## Start Exercise material
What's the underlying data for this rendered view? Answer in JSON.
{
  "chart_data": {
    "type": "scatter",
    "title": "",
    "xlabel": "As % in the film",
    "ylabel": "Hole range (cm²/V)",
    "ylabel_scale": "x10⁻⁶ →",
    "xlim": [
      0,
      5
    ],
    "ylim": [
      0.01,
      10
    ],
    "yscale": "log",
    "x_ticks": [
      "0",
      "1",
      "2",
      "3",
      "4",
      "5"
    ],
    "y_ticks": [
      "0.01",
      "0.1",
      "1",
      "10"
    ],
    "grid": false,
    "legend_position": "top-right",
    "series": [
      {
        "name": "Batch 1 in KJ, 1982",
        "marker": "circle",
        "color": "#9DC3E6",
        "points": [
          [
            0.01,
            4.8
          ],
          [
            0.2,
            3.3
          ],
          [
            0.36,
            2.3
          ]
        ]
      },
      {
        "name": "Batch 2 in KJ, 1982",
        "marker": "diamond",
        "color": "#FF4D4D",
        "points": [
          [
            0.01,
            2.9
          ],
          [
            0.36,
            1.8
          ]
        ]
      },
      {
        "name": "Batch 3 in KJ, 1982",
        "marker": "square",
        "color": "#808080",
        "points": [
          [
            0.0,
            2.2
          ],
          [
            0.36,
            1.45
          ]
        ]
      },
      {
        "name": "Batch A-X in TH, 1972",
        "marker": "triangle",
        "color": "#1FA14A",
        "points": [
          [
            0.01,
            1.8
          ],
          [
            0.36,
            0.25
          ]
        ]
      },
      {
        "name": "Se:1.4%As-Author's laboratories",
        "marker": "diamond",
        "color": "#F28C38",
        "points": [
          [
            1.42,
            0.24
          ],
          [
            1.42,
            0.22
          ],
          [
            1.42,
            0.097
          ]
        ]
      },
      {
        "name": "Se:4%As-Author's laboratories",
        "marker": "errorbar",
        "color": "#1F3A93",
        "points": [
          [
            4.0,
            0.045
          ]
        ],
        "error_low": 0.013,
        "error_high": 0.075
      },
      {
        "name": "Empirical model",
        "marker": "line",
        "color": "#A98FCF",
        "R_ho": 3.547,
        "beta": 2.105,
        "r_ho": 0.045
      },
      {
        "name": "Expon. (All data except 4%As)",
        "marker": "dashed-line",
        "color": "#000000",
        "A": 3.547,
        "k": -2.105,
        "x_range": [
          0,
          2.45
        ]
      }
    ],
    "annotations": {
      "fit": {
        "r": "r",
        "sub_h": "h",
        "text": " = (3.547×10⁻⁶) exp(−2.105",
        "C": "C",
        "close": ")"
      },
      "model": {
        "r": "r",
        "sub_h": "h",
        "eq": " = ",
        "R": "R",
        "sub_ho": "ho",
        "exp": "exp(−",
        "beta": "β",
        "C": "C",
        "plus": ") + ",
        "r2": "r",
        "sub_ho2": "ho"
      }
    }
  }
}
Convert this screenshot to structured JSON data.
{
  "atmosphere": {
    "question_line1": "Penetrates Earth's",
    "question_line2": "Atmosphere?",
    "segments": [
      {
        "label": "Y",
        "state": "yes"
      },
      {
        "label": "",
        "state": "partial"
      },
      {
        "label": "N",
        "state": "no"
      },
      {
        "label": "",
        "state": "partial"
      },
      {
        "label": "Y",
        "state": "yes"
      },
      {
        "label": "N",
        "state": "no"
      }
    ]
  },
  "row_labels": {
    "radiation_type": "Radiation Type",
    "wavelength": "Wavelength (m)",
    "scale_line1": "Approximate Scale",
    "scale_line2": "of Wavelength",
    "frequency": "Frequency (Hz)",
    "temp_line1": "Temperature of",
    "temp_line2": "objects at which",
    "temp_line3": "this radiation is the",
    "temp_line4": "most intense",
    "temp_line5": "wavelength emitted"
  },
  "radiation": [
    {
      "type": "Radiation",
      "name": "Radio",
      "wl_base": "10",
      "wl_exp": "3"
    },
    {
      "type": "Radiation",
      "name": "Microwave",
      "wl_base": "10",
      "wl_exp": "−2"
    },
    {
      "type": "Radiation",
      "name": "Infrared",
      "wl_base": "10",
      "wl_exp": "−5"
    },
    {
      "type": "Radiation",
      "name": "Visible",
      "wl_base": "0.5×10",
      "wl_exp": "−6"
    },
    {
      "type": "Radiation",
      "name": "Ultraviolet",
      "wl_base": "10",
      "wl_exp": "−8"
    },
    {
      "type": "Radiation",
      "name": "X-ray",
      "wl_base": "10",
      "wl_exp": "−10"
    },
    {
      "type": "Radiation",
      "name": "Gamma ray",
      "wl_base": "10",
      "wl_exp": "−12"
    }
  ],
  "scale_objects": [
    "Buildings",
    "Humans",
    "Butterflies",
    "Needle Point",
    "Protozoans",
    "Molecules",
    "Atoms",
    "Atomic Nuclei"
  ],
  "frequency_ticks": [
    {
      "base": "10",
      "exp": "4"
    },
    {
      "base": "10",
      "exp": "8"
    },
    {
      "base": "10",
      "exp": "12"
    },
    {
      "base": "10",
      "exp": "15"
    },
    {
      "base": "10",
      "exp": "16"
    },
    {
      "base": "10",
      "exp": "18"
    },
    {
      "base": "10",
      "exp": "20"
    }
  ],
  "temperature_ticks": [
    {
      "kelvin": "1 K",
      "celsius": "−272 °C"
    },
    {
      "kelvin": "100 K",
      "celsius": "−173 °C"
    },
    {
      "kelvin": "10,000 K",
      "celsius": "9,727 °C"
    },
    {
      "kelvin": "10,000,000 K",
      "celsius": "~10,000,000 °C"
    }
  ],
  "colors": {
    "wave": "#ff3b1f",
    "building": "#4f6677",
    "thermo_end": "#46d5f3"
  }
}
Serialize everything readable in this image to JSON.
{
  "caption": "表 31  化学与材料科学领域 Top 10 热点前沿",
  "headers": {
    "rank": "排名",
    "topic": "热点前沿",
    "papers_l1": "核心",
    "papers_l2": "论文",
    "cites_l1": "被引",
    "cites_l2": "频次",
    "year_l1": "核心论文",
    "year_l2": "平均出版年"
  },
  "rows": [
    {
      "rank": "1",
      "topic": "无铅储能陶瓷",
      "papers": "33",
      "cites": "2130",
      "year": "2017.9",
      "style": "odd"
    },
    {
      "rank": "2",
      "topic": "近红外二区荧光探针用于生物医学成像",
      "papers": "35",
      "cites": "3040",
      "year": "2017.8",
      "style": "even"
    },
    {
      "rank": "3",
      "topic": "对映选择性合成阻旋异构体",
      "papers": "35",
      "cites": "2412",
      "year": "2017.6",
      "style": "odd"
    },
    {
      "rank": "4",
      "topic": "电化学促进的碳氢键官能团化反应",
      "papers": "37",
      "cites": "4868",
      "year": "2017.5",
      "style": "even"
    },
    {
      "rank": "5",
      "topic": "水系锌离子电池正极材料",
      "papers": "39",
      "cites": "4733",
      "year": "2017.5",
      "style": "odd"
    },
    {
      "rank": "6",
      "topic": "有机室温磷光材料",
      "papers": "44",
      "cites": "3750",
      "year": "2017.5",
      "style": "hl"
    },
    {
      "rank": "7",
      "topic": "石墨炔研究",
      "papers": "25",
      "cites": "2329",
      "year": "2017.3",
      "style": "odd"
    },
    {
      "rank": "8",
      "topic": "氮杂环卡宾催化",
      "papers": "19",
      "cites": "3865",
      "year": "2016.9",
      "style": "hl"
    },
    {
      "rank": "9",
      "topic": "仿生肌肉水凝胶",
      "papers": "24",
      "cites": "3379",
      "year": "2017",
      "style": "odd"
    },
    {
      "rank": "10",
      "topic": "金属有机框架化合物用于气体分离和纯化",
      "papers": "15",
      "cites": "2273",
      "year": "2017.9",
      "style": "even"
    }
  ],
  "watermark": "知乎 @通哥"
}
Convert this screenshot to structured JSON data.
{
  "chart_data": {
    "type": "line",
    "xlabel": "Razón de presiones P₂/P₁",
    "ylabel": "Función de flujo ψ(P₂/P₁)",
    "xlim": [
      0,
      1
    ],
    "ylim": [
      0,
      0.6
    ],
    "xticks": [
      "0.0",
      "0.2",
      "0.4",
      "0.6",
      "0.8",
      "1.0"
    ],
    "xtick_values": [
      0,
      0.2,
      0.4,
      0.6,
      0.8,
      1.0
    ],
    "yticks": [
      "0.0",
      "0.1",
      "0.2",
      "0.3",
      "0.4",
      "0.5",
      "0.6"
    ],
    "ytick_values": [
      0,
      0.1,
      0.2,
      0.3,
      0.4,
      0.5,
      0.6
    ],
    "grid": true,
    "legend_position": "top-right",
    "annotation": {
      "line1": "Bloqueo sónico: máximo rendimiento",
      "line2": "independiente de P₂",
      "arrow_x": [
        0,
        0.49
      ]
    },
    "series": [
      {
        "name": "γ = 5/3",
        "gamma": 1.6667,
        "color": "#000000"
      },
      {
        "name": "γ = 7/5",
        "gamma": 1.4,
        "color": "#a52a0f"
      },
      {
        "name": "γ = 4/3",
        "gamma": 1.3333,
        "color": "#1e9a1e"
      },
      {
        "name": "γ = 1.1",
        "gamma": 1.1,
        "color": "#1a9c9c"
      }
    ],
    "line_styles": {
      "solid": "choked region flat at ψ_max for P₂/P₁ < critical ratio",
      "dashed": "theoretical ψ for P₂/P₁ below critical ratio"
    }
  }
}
## End Exercise material
Each line containing "热点前沿" counts once; state the total number of such lines and nothing else.

> [Response for this exercise]
2